Saved entries:
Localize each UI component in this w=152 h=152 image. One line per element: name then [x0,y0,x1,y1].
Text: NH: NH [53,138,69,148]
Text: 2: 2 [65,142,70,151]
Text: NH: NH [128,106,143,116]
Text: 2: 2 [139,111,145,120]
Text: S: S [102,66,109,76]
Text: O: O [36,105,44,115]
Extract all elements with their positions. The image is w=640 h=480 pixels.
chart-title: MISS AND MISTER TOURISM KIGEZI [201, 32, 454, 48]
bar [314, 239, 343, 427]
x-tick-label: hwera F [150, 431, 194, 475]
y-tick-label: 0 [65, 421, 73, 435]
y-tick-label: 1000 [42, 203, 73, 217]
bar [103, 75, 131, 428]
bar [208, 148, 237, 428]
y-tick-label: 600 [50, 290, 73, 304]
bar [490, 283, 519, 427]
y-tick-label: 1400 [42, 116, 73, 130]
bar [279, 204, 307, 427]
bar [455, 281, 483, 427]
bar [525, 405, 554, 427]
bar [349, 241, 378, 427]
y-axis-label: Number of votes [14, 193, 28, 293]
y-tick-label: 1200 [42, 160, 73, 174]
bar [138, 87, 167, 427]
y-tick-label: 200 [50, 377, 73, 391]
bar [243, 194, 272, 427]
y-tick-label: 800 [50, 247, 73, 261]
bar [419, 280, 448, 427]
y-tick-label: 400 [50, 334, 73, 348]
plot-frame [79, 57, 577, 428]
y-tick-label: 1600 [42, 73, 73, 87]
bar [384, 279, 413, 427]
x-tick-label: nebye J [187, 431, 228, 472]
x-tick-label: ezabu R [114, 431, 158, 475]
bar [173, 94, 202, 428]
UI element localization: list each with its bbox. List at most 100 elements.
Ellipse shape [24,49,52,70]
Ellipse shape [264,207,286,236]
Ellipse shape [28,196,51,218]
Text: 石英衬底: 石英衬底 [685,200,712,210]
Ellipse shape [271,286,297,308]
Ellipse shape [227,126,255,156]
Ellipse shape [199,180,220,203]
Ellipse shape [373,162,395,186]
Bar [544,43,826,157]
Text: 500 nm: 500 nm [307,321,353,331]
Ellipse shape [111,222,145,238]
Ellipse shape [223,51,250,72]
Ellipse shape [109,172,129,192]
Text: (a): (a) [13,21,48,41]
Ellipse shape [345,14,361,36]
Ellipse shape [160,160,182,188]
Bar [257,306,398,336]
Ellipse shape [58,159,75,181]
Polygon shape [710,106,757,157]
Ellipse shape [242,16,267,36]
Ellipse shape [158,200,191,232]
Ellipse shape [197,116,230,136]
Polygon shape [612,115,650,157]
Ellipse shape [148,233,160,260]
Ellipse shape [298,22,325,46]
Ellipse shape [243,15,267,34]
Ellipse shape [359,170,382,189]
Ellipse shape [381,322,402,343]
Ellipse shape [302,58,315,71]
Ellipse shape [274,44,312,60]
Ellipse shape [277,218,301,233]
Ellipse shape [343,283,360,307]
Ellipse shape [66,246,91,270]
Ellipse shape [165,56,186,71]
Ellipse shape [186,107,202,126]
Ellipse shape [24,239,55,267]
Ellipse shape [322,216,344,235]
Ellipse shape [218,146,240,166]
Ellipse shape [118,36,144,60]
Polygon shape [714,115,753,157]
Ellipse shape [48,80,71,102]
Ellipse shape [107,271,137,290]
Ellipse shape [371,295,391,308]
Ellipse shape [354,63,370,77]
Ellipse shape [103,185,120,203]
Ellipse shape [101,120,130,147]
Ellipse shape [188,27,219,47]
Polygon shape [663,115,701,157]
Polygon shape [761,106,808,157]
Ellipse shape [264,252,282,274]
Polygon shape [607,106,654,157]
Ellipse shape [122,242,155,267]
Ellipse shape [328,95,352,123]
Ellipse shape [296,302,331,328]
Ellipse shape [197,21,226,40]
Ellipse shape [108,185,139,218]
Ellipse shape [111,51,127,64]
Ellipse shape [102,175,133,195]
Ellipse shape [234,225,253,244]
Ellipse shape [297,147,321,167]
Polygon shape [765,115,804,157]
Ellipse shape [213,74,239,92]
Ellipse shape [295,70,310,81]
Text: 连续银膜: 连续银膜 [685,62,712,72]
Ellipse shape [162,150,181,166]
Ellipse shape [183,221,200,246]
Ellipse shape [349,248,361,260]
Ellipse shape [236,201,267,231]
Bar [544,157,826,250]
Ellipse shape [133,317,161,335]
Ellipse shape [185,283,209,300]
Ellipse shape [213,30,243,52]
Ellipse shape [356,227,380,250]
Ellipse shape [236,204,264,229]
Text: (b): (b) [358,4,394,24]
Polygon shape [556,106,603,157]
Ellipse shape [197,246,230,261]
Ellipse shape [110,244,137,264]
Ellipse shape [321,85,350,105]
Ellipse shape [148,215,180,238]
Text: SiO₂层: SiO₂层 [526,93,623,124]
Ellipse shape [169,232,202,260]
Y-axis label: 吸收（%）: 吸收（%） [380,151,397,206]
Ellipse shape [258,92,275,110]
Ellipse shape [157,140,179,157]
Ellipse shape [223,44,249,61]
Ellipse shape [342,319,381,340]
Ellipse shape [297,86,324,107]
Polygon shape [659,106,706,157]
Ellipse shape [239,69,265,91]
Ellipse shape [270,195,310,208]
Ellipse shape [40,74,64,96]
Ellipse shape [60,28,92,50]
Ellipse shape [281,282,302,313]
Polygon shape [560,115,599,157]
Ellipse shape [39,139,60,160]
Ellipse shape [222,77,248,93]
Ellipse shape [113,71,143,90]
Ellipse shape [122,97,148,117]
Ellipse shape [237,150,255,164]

» **What the task requires**: Copy out every line above verbatim, with nothing changed.

» **Solution for this task**:
Localize each UI component in this w=152 h=152 image. One line per element: name then [x0,y0,x1,y1].
Text: NH: NH [53,138,69,148]
Text: 2: 2 [65,142,70,151]
Text: NH: NH [128,106,143,116]
Text: 2: 2 [139,111,145,120]
Text: S: S [102,66,109,76]
Text: O: O [36,105,44,115]
Extract all elements with their positions. The image is w=640 h=480 pixels.
chart-title: MISS AND MISTER TOURISM KIGEZI [201, 32, 454, 48]
bar [314, 239, 343, 427]
x-tick-label: hwera F [150, 431, 194, 475]
y-tick-label: 0 [65, 421, 73, 435]
y-tick-label: 1000 [42, 203, 73, 217]
bar [103, 75, 131, 428]
bar [208, 148, 237, 428]
y-tick-label: 600 [50, 290, 73, 304]
bar [490, 283, 519, 427]
y-tick-label: 1400 [42, 116, 73, 130]
bar [279, 204, 307, 427]
bar [455, 281, 483, 427]
bar [525, 405, 554, 427]
bar [349, 241, 378, 427]
y-axis-label: Number of votes [14, 193, 28, 293]
y-tick-label: 1200 [42, 160, 73, 174]
bar [138, 87, 167, 427]
y-tick-label: 200 [50, 377, 73, 391]
bar [243, 194, 272, 427]
y-tick-label: 800 [50, 247, 73, 261]
bar [419, 280, 448, 427]
y-tick-label: 400 [50, 334, 73, 348]
plot-frame [79, 57, 577, 428]
y-tick-label: 1600 [42, 73, 73, 87]
bar [384, 279, 413, 427]
x-tick-label: nebye J [187, 431, 228, 472]
x-tick-label: ezabu R [114, 431, 158, 475]
bar [173, 94, 202, 428]
UI element localization: list each with its bbox. List at most 100 elements.
Ellipse shape [24,49,52,70]
Ellipse shape [264,207,286,236]
Ellipse shape [28,196,51,218]
Text: 石英衬底: 石英衬底 [685,200,712,210]
Ellipse shape [271,286,297,308]
Ellipse shape [227,126,255,156]
Ellipse shape [199,180,220,203]
Ellipse shape [373,162,395,186]
Bar [544,43,826,157]
Text: 500 nm: 500 nm [307,321,353,331]
Ellipse shape [111,222,145,238]
Ellipse shape [223,51,250,72]
Ellipse shape [109,172,129,192]
Text: (a): (a) [13,21,48,41]
Ellipse shape [345,14,361,36]
Ellipse shape [160,160,182,188]
Bar [257,306,398,336]
Ellipse shape [58,159,75,181]
Polygon shape [710,106,757,157]
Ellipse shape [242,16,267,36]
Ellipse shape [158,200,191,232]
Ellipse shape [197,116,230,136]
Polygon shape [612,115,650,157]
Ellipse shape [148,233,160,260]
Ellipse shape [298,22,325,46]
Ellipse shape [243,15,267,34]
Ellipse shape [359,170,382,189]
Ellipse shape [381,322,402,343]
Ellipse shape [302,58,315,71]
Ellipse shape [274,44,312,60]
Ellipse shape [277,218,301,233]
Ellipse shape [343,283,360,307]
Ellipse shape [66,246,91,270]
Ellipse shape [165,56,186,71]
Ellipse shape [186,107,202,126]
Ellipse shape [24,239,55,267]
Ellipse shape [322,216,344,235]
Ellipse shape [218,146,240,166]
Ellipse shape [118,36,144,60]
Polygon shape [714,115,753,157]
Ellipse shape [48,80,71,102]
Ellipse shape [107,271,137,290]
Ellipse shape [371,295,391,308]
Ellipse shape [354,63,370,77]
Ellipse shape [103,185,120,203]
Ellipse shape [101,120,130,147]
Ellipse shape [188,27,219,47]
Polygon shape [663,115,701,157]
Polygon shape [761,106,808,157]
Ellipse shape [264,252,282,274]
Polygon shape [607,106,654,157]
Ellipse shape [122,242,155,267]
Ellipse shape [328,95,352,123]
Ellipse shape [296,302,331,328]
Ellipse shape [197,21,226,40]
Ellipse shape [108,185,139,218]
Ellipse shape [111,51,127,64]
Ellipse shape [102,175,133,195]
Ellipse shape [234,225,253,244]
Ellipse shape [297,147,321,167]
Polygon shape [765,115,804,157]
Ellipse shape [213,74,239,92]
Ellipse shape [295,70,310,81]
Text: 连续银膜: 连续银膜 [685,62,712,72]
Ellipse shape [162,150,181,166]
Ellipse shape [183,221,200,246]
Ellipse shape [349,248,361,260]
Ellipse shape [236,201,267,231]
Bar [544,157,826,250]
Ellipse shape [133,317,161,335]
Ellipse shape [185,283,209,300]
Ellipse shape [213,30,243,52]
Ellipse shape [356,227,380,250]
Ellipse shape [236,204,264,229]
Text: (b): (b) [358,4,394,24]
Polygon shape [556,106,603,157]
Ellipse shape [197,246,230,261]
Ellipse shape [110,244,137,264]
Ellipse shape [321,85,350,105]
Ellipse shape [148,215,180,238]
Text: SiO₂层: SiO₂层 [526,93,623,124]
Ellipse shape [169,232,202,260]
Y-axis label: 吸收（%）: 吸收（%） [380,151,397,206]
Ellipse shape [258,92,275,110]
Ellipse shape [157,140,179,157]
Ellipse shape [223,44,249,61]
Ellipse shape [342,319,381,340]
Ellipse shape [297,86,324,107]
Polygon shape [659,106,706,157]
Ellipse shape [239,69,265,91]
Ellipse shape [270,195,310,208]
Ellipse shape [40,74,64,96]
Ellipse shape [60,28,92,50]
Ellipse shape [281,282,302,313]
Polygon shape [560,115,599,157]
Ellipse shape [39,139,60,160]
Ellipse shape [222,77,248,93]
Ellipse shape [113,71,143,90]
Ellipse shape [122,97,148,117]
Ellipse shape [237,150,255,164]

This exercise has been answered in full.